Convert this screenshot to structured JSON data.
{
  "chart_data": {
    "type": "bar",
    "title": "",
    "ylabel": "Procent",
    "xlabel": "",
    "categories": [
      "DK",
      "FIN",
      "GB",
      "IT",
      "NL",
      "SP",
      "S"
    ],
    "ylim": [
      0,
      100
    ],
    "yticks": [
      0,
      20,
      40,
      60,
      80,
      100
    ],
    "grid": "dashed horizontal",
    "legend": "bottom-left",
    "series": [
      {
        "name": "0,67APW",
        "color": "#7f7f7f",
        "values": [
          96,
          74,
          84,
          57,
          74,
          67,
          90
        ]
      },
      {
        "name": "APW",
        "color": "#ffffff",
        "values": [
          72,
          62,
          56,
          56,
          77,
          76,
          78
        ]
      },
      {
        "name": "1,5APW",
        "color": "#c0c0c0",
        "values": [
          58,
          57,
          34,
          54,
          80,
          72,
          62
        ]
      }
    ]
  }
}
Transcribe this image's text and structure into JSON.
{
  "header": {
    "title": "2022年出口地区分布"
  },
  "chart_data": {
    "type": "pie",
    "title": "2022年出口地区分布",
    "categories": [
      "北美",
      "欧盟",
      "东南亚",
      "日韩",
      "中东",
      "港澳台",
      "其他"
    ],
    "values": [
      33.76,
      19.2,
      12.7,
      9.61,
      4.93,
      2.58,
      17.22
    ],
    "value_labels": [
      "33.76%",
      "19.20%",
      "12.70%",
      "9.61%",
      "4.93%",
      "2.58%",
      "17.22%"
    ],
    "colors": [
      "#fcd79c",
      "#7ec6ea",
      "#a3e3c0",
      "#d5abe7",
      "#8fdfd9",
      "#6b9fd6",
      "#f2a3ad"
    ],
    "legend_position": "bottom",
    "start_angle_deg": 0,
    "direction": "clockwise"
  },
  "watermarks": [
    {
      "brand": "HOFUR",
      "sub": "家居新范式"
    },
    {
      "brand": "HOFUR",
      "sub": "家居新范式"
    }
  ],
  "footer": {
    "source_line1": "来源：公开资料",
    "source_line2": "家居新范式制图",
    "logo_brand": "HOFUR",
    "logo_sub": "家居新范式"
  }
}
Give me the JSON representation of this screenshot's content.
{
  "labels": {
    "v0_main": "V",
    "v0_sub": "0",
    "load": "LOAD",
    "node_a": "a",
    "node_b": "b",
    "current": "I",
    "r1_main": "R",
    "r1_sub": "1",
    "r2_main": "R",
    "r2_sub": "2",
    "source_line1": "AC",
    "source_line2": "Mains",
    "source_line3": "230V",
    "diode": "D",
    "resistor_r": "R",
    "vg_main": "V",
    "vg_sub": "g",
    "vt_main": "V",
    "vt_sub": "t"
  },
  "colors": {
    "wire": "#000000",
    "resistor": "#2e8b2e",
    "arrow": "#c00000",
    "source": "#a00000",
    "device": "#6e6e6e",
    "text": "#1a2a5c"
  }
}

-------------------------

** Task requirements **
Take the listing above and write it out again exactly.

** The reply **
Convert this screenshot to structured JSON data.
{
  "chart_data": {
    "type": "bar",
    "title": "",
    "ylabel": "Procent",
    "xlabel": "",
    "categories": [
      "DK",
      "FIN",
      "GB",
      "IT",
      "NL",
      "SP",
      "S"
    ],
    "ylim": [
      0,
      100
    ],
    "yticks": [
      0,
      20,
      40,
      60,
      80,
      100
    ],
    "grid": "dashed horizontal",
    "legend": "bottom-left",
    "series": [
      {
        "name": "0,67APW",
        "color": "#7f7f7f",
        "values": [
          96,
          74,
          84,
          57,
          74,
          67,
          90
        ]
      },
      {
        "name": "APW",
        "color": "#ffffff",
        "values": [
          72,
          62,
          56,
          56,
          77,
          76,
          78
        ]
      },
      {
        "name": "1,5APW",
        "color": "#c0c0c0",
        "values": [
          58,
          57,
          34,
          54,
          80,
          72,
          62
        ]
      }
    ]
  }
}
Transcribe this image's text and structure into JSON.
{
  "header": {
    "title": "2022年出口地区分布"
  },
  "chart_data": {
    "type": "pie",
    "title": "2022年出口地区分布",
    "categories": [
      "北美",
      "欧盟",
      "东南亚",
      "日韩",
      "中东",
      "港澳台",
      "其他"
    ],
    "values": [
      33.76,
      19.2,
      12.7,
      9.61,
      4.93,
      2.58,
      17.22
    ],
    "value_labels": [
      "33.76%",
      "19.20%",
      "12.70%",
      "9.61%",
      "4.93%",
      "2.58%",
      "17.22%"
    ],
    "colors": [
      "#fcd79c",
      "#7ec6ea",
      "#a3e3c0",
      "#d5abe7",
      "#8fdfd9",
      "#6b9fd6",
      "#f2a3ad"
    ],
    "legend_position": "bottom",
    "start_angle_deg": 0,
    "direction": "clockwise"
  },
  "watermarks": [
    {
      "brand": "HOFUR",
      "sub": "家居新范式"
    },
    {
      "brand": "HOFUR",
      "sub": "家居新范式"
    }
  ],
  "footer": {
    "source_line1": "来源：公开资料",
    "source_line2": "家居新范式制图",
    "logo_brand": "HOFUR",
    "logo_sub": "家居新范式"
  }
}
Give me the JSON representation of this screenshot's content.
{
  "labels": {
    "v0_main": "V",
    "v0_sub": "0",
    "load": "LOAD",
    "node_a": "a",
    "node_b": "b",
    "current": "I",
    "r1_main": "R",
    "r1_sub": "1",
    "r2_main": "R",
    "r2_sub": "2",
    "source_line1": "AC",
    "source_line2": "Mains",
    "source_line3": "230V",
    "diode": "D",
    "resistor_r": "R",
    "vg_main": "V",
    "vg_sub": "g",
    "vt_main": "V",
    "vt_sub": "t"
  },
  "colors": {
    "wire": "#000000",
    "resistor": "#2e8b2e",
    "arrow": "#c00000",
    "source": "#a00000",
    "device": "#6e6e6e",
    "text": "#1a2a5c"
  }
}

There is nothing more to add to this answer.